* **REQUIRED WORK**:
Skip every image and restate the data word for word.

* **DATA PROVIDED**:
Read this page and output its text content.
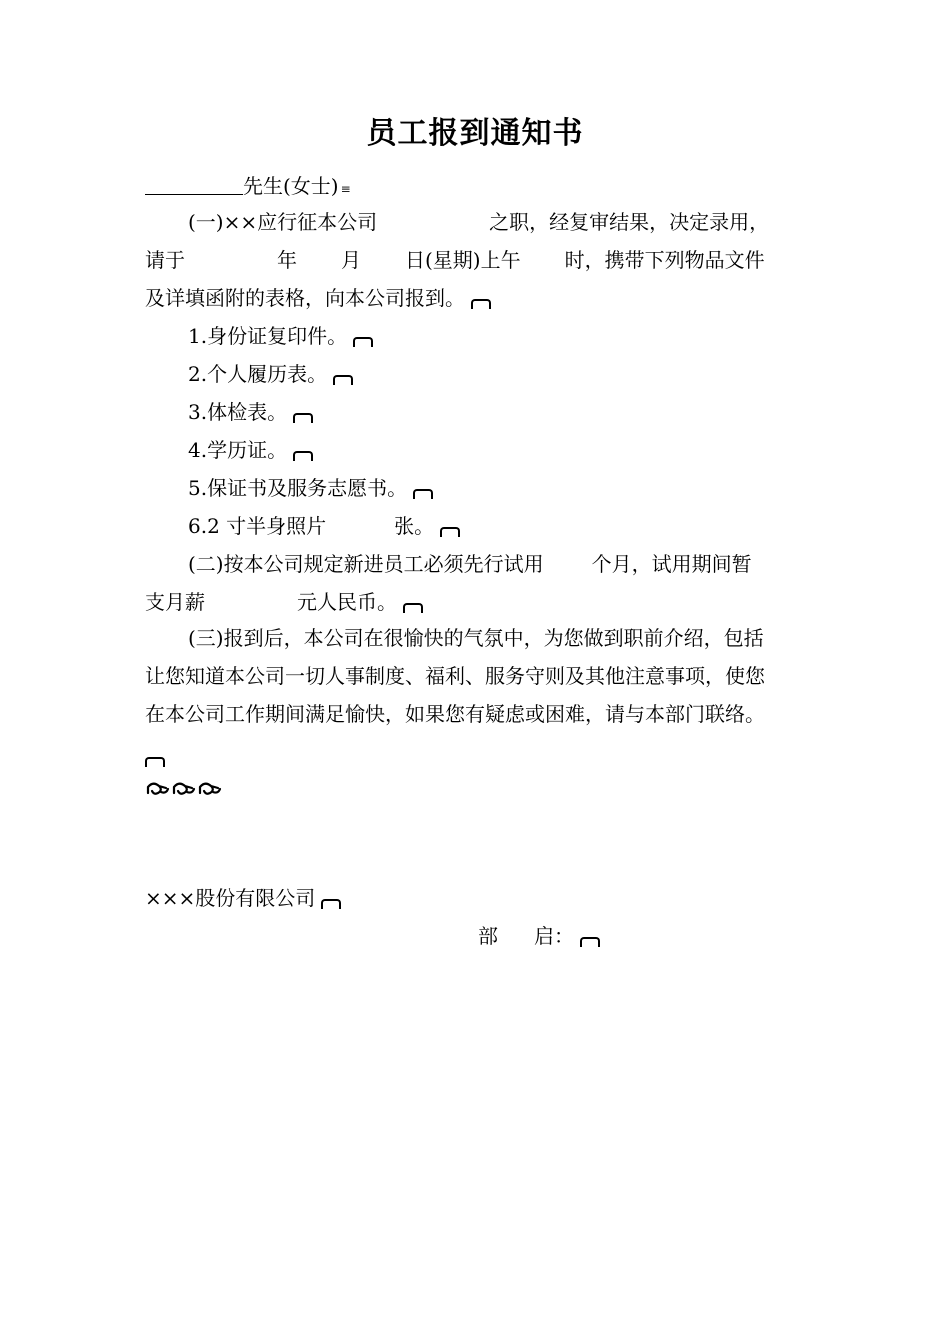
员工报到通知书
先生(女士) ≡
(一)××应行征本公司	之职，经复审结果，决定录用，
请于	年 月 日(星期)上午 时，携带下列物品文件
及详填函附的表格，向本公司报到。
1.身份证复印件。
2.个人履历表。
3.体检表。
4.学历证。
5.保证书及服务志愿书。
6.2 寸半身照片	张。
(二)按本公司规定新进员工必须先行试用 个月，试用期间暂
支月薪	元人民币。
(三)报到后，本公司在很愉快的气氛中，为您做到职前介绍，包括
让您知道本公司一切人事制度、福利、服务守则及其他注意事项，使您
在本公司工作期间满足愉快，如果您有疑虑或困难，请与本部门联络。
×××股份有限公司
部 启：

* **RESPONSE TO THE TASK**:
Read this page and output its text content.
员工报到通知书
先生(女士) ≡
(一)××应行征本公司	之职，经复审结果，决定录用，
请于	年 月 日(星期)上午 时，携带下列物品文件
及详填函附的表格，向本公司报到。
1.身份证复印件。
2.个人履历表。
3.体检表。
4.学历证。
5.保证书及服务志愿书。
6.2 寸半身照片	张。
(二)按本公司规定新进员工必须先行试用 个月，试用期间暂
支月薪	元人民币。
(三)报到后，本公司在很愉快的气氛中，为您做到职前介绍，包括
让您知道本公司一切人事制度、福利、服务守则及其他注意事项，使您
在本公司工作期间满足愉快，如果您有疑虑或困难，请与本部门联络。
×××股份有限公司
部 启：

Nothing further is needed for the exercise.